■ **STATED TASK**: Return the material below in full and exactly.

■ **RAW DATA**:
━━━━━━━━

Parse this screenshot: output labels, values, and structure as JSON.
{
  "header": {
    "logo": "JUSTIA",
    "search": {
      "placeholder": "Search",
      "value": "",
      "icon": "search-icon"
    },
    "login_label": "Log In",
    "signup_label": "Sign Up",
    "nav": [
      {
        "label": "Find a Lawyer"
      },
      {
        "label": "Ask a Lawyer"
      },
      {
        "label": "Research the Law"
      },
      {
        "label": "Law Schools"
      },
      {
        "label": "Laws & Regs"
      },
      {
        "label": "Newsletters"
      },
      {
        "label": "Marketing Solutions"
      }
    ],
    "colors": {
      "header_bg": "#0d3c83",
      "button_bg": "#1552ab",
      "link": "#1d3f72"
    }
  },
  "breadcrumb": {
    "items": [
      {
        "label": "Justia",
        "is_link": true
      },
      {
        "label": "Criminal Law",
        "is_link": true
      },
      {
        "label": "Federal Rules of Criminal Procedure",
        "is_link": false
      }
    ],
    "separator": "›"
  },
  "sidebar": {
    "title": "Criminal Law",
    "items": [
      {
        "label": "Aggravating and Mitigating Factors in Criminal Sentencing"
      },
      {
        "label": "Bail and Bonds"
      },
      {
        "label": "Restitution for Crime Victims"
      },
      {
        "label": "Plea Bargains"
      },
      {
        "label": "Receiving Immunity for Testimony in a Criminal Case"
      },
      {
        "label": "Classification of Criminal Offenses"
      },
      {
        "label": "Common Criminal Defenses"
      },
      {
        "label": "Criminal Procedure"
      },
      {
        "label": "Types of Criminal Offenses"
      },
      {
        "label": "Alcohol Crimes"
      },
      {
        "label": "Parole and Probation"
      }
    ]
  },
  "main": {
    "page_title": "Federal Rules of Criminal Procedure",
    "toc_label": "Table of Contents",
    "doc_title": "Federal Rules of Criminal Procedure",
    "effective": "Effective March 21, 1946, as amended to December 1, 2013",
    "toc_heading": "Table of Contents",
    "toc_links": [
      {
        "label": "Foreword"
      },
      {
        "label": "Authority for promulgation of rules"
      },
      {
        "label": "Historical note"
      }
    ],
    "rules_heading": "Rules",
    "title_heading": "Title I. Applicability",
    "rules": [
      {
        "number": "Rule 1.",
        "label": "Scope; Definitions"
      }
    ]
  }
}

━━━━━━━━

■ **TASK ANSWER**:
Parse this screenshot: output labels, values, and structure as JSON.
{
  "header": {
    "logo": "JUSTIA",
    "search": {
      "placeholder": "Search",
      "value": "",
      "icon": "search-icon"
    },
    "login_label": "Log In",
    "signup_label": "Sign Up",
    "nav": [
      {
        "label": "Find a Lawyer"
      },
      {
        "label": "Ask a Lawyer"
      },
      {
        "label": "Research the Law"
      },
      {
        "label": "Law Schools"
      },
      {
        "label": "Laws & Regs"
      },
      {
        "label": "Newsletters"
      },
      {
        "label": "Marketing Solutions"
      }
    ],
    "colors": {
      "header_bg": "#0d3c83",
      "button_bg": "#1552ab",
      "link": "#1d3f72"
    }
  },
  "breadcrumb": {
    "items": [
      {
        "label": "Justia",
        "is_link": true
      },
      {
        "label": "Criminal Law",
        "is_link": true
      },
      {
        "label": "Federal Rules of Criminal Procedure",
        "is_link": false
      }
    ],
    "separator": "›"
  },
  "sidebar": {
    "title": "Criminal Law",
    "items": [
      {
        "label": "Aggravating and Mitigating Factors in Criminal Sentencing"
      },
      {
        "label": "Bail and Bonds"
      },
      {
        "label": "Restitution for Crime Victims"
      },
      {
        "label": "Plea Bargains"
      },
      {
        "label": "Receiving Immunity for Testimony in a Criminal Case"
      },
      {
        "label": "Classification of Criminal Offenses"
      },
      {
        "label": "Common Criminal Defenses"
      },
      {
        "label": "Criminal Procedure"
      },
      {
        "label": "Types of Criminal Offenses"
      },
      {
        "label": "Alcohol Crimes"
      },
      {
        "label": "Parole and Probation"
      }
    ]
  },
  "main": {
    "page_title": "Federal Rules of Criminal Procedure",
    "toc_label": "Table of Contents",
    "doc_title": "Federal Rules of Criminal Procedure",
    "effective": "Effective March 21, 1946, as amended to December 1, 2013",
    "toc_heading": "Table of Contents",
    "toc_links": [
      {
        "label": "Foreword"
      },
      {
        "label": "Authority for promulgation of rules"
      },
      {
        "label": "Historical note"
      }
    ],
    "rules_heading": "Rules",
    "title_heading": "Title I. Applicability",
    "rules": [
      {
        "number": "Rule 1.",
        "label": "Scope; Definitions"
      }
    ]
  }
}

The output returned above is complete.